▶ _Available records_

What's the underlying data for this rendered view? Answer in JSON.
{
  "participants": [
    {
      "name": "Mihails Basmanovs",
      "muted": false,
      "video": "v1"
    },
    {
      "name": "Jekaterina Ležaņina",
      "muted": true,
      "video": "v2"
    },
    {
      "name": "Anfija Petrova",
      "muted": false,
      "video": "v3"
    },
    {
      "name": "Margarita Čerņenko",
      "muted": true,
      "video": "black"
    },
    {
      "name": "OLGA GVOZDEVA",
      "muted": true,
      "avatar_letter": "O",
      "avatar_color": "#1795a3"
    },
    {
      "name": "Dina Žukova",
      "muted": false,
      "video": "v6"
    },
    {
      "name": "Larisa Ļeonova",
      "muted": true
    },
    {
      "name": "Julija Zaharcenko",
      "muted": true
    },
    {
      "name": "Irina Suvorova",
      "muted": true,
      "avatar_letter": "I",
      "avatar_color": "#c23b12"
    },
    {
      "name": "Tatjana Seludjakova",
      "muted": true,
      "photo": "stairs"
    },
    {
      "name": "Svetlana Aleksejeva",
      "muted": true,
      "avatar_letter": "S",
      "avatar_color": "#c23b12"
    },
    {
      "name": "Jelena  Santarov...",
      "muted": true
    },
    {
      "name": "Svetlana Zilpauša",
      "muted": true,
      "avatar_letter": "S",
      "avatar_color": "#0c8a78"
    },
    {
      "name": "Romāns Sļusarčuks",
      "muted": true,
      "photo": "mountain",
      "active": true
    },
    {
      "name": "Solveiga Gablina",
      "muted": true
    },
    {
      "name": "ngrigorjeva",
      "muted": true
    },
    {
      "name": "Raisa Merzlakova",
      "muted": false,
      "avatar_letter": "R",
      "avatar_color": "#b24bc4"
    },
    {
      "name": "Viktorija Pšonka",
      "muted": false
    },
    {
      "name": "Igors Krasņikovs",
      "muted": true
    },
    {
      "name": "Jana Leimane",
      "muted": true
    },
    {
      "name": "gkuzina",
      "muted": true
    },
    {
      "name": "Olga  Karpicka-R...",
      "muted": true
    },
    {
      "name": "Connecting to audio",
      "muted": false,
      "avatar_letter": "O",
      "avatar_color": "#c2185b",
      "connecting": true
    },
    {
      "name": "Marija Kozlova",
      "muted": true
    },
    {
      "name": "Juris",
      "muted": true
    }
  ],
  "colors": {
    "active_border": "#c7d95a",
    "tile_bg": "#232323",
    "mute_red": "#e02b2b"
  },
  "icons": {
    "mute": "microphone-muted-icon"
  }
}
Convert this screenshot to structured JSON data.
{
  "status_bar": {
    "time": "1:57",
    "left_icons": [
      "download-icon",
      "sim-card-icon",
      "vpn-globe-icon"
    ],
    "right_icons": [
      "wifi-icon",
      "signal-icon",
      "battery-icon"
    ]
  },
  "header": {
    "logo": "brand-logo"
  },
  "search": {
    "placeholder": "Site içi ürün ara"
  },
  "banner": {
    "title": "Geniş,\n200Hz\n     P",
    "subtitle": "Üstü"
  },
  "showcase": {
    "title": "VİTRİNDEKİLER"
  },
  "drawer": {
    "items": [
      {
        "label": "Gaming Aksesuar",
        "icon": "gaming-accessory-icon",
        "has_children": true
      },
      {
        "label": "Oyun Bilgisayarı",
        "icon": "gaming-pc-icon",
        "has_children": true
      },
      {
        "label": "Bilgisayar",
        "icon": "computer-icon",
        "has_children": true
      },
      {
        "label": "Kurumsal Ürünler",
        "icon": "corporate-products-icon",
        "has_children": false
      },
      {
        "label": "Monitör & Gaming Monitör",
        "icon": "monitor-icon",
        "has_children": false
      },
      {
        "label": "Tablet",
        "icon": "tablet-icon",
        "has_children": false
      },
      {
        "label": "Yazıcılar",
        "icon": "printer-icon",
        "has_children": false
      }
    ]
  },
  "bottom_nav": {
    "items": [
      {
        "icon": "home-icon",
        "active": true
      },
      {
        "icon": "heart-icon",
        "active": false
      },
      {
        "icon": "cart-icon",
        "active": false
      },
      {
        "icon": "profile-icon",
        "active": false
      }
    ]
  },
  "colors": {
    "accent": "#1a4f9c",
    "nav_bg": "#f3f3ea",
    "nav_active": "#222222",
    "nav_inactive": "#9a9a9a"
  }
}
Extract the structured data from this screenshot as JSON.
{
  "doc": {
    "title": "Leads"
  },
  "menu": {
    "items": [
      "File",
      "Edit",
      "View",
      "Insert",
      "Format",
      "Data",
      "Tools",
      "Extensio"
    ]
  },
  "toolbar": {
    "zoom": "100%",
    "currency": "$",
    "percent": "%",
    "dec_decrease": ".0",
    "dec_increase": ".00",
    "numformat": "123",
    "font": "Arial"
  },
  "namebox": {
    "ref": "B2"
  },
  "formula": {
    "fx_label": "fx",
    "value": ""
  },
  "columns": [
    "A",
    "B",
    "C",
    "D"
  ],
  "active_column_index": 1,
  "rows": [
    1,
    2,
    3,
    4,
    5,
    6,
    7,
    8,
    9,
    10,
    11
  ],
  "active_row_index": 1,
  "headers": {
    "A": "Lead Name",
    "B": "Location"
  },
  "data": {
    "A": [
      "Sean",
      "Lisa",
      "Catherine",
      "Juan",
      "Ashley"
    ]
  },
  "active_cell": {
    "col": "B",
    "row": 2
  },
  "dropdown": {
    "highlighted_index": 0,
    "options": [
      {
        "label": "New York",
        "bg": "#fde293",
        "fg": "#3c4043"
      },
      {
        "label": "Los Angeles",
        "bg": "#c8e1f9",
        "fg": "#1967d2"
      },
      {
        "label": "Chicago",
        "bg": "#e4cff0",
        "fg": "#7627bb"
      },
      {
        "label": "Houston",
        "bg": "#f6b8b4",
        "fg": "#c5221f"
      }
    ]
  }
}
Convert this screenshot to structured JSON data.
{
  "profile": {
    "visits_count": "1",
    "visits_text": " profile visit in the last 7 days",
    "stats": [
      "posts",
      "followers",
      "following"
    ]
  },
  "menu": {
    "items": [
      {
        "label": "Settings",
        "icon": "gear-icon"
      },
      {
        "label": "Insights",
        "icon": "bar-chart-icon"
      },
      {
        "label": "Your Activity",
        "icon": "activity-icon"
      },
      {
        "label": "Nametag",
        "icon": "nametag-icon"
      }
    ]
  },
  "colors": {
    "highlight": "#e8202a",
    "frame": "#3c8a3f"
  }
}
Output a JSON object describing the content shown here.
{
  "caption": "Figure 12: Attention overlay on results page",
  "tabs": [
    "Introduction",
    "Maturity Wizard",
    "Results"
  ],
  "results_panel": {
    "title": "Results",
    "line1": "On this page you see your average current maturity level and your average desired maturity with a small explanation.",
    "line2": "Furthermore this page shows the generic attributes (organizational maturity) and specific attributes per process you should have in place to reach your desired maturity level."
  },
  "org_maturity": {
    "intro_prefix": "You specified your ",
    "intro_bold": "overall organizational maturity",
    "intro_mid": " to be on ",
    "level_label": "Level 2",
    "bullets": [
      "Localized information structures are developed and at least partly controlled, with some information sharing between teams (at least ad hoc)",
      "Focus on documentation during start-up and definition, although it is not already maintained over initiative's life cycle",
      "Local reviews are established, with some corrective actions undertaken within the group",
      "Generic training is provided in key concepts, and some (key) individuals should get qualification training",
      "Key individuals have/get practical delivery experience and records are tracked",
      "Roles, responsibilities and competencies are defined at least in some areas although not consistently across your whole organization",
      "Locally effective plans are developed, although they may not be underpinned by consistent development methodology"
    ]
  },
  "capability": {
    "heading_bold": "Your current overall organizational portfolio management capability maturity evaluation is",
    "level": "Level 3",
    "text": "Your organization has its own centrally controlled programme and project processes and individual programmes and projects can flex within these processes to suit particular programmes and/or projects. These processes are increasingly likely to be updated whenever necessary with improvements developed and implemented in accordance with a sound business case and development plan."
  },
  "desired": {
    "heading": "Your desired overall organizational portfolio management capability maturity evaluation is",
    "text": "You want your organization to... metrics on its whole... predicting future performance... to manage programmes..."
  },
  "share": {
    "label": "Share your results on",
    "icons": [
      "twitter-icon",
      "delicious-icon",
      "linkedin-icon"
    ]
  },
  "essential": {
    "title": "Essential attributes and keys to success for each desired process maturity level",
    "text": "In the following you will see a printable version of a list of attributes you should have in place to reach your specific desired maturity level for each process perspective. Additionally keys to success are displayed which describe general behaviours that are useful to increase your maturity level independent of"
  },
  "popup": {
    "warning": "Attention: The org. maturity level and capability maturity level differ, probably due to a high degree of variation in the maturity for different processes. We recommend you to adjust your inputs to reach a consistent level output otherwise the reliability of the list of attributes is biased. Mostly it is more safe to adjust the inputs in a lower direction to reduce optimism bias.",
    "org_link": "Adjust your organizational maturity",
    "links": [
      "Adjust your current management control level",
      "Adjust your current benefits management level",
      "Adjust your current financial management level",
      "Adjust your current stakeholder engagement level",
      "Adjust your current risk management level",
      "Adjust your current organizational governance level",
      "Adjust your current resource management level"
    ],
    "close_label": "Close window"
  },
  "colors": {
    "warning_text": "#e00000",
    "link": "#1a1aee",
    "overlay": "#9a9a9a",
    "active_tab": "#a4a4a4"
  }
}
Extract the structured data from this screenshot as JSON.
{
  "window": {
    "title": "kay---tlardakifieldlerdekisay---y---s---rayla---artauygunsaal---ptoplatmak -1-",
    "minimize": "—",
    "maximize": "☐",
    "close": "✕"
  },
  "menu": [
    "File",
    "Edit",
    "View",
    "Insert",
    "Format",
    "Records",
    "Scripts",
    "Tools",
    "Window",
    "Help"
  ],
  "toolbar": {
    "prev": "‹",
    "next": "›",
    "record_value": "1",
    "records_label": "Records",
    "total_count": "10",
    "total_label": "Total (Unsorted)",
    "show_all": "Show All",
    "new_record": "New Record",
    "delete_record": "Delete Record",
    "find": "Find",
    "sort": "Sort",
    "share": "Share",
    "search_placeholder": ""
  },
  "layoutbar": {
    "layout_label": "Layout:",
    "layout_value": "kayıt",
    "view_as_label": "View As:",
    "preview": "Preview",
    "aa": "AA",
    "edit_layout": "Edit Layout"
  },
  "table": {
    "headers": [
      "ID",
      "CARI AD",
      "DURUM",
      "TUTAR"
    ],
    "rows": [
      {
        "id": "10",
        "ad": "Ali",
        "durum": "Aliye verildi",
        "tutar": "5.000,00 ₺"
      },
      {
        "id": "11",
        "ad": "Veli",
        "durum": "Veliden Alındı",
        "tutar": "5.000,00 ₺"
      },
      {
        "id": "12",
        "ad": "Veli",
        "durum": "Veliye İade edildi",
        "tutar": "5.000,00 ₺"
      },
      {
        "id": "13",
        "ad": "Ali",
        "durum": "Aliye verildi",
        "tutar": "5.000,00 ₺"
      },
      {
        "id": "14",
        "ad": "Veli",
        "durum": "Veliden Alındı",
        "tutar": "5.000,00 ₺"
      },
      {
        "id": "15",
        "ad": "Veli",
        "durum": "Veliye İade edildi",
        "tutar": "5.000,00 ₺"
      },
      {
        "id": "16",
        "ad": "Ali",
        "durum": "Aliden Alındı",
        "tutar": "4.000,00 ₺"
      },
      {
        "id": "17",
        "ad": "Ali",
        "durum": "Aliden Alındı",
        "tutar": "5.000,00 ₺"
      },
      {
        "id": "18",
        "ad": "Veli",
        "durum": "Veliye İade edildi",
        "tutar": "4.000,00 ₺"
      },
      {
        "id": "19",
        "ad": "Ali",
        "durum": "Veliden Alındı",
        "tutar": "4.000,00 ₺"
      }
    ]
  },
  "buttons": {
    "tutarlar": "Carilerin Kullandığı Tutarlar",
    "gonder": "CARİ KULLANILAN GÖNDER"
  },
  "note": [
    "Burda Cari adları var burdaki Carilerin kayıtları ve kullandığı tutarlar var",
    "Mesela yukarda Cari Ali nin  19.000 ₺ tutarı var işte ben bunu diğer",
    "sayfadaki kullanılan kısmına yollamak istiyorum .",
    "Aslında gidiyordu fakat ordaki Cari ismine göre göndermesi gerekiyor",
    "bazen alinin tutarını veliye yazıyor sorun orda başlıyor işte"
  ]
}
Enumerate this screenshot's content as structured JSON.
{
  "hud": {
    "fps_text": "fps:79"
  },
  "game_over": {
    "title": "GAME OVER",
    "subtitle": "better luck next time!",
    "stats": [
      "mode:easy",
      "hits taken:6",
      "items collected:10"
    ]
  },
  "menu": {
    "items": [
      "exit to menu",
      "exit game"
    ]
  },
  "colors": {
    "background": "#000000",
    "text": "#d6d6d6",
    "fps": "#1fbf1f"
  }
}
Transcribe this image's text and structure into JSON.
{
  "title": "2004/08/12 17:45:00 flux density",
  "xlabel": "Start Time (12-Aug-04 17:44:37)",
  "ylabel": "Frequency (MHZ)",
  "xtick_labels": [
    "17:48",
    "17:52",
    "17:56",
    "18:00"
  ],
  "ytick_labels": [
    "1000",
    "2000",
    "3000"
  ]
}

▶ _Exercise_
Identify the lines in the records above that contain the word "keys", then state how many there are and nothing more.

▶ _Problem solution_
2